* What you have to do *
Leave out any picture and return the remaining listing below exactly as given.

Dataset entries:
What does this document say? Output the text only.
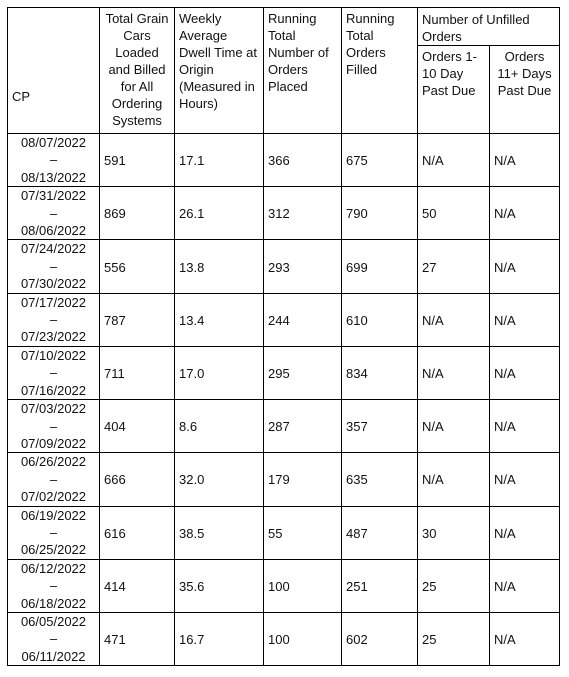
CP	Total Grain Cars Loaded and Billed for All Ordering Systems	Weekly Average Dwell Time at Origin (Measured in Hours)	Running Total Number of Orders Placed	Running Total Orders Filled	Number of Unfilled Orders	
					Orders 1-10 Day Past Due	Orders 11+ Days Past Due
08/07/2022
–
08/13/2022	591	17.1	366	675	N/A	N/A
07/31/2022
–
08/06/2022	869	26.1	312	790	50	N/A
07/24/2022
–
07/30/2022	556	13.8	293	699	27	N/A
07/17/2022
–
07/23/2022	787	13.4	244	610	N/A	N/A
07/10/2022
–
07/16/2022	711	17.0	295	834	N/A	N/A
07/03/2022
–
07/09/2022	404	8.6	287	357	N/A	N/A
06/26/2022
–
07/02/2022	666	32.0	179	635	N/A	N/A
06/19/2022
–
06/25/2022	616	38.5	55	487	30	N/A
06/12/2022
–
06/18/2022	414	35.6	100	251	25	N/A
06/05/2022
–
06/11/2022	471	16.7	100	602	25	N/A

* Response to this exercise *
What does this document say? Output the text only.
CP	Total Grain Cars Loaded and Billed for All Ordering Systems	Weekly Average Dwell Time at Origin (Measured in Hours)	Running Total Number of Orders Placed	Running Total Orders Filled	Number of Unfilled Orders	
					Orders 1-10 Day Past Due	Orders 11+ Days Past Due
08/07/2022
–
08/13/2022	591	17.1	366	675	N/A	N/A
07/31/2022
–
08/06/2022	869	26.1	312	790	50	N/A
07/24/2022
–
07/30/2022	556	13.8	293	699	27	N/A
07/17/2022
–
07/23/2022	787	13.4	244	610	N/A	N/A
07/10/2022
–
07/16/2022	711	17.0	295	834	N/A	N/A
07/03/2022
–
07/09/2022	404	8.6	287	357	N/A	N/A
06/26/2022
–
07/02/2022	666	32.0	179	635	N/A	N/A
06/19/2022
–
06/25/2022	616	38.5	55	487	30	N/A
06/12/2022
–
06/18/2022	414	35.6	100	251	25	N/A
06/05/2022
–
06/11/2022	471	16.7	100	602	25	N/A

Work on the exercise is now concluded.